■ 原文:
++++++++++

知ってしまったら使いたくなる日本語

書籍や新聞、WEBメディア、テレビ、ラジオ…いろいろな場で、さまざまな言葉が使われていて。ライター・編集者なんていう、言葉を操る仕事をしているにも関わらず、知らない言葉って、まだたくさんあるんだなと思います。

未知の言葉や表現に出会ったとき、まずは知らないことを恥じます。そして、その意味を知ると、「ちゃんと自分のものにして、いつかどこかで使ってやるぞ」って思うんです。

そんな日本語、集めてみました。

好好爺・好々爺【こうこうや】

●意味
気のいいおじいさん。善意にあふれた老人。

●使い方
おとなりの小嶋さんちのおじいちゃんに、ちょっとエッチなDVDをもらったよ。本当に好々爺だね。

++++++++++

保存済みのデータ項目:
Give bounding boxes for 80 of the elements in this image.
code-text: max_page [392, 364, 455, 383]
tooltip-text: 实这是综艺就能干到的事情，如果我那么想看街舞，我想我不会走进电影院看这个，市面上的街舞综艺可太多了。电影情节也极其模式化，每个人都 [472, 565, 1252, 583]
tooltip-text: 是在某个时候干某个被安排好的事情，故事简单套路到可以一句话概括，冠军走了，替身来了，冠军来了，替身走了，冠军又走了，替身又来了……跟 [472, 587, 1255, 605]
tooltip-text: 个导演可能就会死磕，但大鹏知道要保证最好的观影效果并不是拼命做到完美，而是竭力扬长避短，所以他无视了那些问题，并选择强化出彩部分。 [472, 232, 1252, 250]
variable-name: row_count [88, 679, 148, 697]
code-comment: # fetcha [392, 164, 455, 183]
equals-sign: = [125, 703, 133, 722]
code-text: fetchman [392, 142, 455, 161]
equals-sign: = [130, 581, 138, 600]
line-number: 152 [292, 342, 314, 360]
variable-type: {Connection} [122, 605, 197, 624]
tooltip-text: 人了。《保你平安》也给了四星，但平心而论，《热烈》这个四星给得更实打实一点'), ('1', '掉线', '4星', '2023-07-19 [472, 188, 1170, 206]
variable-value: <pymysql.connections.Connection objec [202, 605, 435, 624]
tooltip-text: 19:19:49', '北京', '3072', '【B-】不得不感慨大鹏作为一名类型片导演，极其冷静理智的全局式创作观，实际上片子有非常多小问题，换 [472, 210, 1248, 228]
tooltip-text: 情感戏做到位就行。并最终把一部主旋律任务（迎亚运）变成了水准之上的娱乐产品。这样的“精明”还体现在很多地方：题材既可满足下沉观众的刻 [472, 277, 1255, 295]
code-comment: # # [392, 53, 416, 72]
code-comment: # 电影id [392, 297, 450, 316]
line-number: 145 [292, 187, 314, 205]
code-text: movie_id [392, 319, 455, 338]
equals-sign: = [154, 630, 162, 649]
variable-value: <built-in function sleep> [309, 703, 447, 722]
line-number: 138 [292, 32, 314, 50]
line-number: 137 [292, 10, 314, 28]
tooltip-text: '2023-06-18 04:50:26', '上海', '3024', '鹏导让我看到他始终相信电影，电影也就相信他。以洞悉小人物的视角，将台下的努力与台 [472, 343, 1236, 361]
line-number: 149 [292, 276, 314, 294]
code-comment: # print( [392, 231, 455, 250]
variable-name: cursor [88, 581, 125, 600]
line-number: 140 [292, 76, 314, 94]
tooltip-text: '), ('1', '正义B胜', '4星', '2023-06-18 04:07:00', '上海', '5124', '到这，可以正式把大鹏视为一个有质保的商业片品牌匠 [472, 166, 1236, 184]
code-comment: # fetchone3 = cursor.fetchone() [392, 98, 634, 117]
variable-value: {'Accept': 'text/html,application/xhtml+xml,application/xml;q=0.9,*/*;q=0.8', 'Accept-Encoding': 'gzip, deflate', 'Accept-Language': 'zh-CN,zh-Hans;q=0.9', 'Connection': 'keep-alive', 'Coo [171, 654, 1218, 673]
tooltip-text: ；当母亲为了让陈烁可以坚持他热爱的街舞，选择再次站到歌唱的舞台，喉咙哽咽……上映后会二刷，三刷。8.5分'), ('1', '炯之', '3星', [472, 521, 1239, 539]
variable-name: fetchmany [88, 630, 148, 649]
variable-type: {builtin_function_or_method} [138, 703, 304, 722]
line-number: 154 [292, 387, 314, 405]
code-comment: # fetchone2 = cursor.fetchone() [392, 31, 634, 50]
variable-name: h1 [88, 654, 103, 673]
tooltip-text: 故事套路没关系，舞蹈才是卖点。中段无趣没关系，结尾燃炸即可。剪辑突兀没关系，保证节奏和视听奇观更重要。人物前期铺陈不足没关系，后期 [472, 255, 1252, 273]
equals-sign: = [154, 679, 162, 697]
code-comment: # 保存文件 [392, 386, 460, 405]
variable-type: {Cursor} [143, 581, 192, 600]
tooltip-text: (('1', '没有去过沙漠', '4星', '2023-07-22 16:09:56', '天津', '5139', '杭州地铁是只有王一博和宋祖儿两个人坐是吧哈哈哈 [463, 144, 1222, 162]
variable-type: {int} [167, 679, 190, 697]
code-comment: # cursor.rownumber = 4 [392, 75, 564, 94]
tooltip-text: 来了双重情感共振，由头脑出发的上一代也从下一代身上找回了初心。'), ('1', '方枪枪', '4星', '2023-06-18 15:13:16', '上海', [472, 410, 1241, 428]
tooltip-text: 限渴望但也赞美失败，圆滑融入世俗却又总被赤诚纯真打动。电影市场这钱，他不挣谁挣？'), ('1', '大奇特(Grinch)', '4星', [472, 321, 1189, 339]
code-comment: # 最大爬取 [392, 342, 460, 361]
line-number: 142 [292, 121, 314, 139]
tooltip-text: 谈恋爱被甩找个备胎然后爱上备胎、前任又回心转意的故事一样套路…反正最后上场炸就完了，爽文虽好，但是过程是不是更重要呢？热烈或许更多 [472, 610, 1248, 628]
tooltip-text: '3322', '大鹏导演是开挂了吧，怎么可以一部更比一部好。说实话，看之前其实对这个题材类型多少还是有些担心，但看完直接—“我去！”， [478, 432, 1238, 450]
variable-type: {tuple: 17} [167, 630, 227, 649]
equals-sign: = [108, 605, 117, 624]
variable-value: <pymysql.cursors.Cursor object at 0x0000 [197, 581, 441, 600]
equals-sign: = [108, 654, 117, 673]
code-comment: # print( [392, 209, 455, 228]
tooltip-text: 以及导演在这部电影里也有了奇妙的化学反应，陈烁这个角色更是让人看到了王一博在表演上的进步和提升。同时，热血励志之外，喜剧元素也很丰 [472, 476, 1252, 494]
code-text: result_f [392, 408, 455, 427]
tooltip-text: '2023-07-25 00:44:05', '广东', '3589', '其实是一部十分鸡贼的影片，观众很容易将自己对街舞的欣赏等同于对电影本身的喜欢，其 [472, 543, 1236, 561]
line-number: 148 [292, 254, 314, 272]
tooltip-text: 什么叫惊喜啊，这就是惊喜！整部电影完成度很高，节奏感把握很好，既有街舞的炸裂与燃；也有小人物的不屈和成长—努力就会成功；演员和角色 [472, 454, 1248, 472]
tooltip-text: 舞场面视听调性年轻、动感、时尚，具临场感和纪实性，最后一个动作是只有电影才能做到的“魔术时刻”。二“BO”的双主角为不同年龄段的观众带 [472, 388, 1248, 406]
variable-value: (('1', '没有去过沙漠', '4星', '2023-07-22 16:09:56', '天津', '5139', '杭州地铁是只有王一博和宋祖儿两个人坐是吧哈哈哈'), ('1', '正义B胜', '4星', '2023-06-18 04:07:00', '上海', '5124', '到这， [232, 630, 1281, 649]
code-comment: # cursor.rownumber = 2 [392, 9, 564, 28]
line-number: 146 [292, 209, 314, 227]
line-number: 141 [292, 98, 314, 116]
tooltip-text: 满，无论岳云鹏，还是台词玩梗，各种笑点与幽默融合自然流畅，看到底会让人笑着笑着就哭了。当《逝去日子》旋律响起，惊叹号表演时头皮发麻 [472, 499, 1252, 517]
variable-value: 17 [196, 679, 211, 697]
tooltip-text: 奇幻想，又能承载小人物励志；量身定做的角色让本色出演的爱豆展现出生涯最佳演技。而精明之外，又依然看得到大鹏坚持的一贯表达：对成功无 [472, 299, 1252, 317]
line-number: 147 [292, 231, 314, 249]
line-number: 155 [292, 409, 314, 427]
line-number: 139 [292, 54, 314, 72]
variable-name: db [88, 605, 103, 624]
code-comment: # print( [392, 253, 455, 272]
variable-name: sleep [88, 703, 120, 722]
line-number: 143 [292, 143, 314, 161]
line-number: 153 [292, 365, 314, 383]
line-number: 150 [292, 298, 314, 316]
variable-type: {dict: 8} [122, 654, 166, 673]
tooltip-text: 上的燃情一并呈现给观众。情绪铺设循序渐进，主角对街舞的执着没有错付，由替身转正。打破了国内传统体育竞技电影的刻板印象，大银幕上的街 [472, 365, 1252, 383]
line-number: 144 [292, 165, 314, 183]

++++++++++

■ 課題の条件: 日本語についての原文から、「未知の言葉や表現に出会ったと」から「らったよ。本当に好々爺だね。」までをそのまま書き写してください。 原文だけを手がかりにして取り組んでください。

■ 課題への回答:
未知の言葉や表現に出会ったとき、まずは知らないことを恥じます。そして、その意味を知ると、「ちゃんと自分のものにして、いつかどこかで使ってやるぞ」って思うんです。

そんな日本語、集めてみました。

好好爺・好々爺【こうこうや】

●意味
気のいいおじいさん。善意にあふれた老人。

●使い方
おとなりの小嶋さんちのおじいちゃんに、ちょっとエッチなDVDをもらったよ。本当に好々爺だね。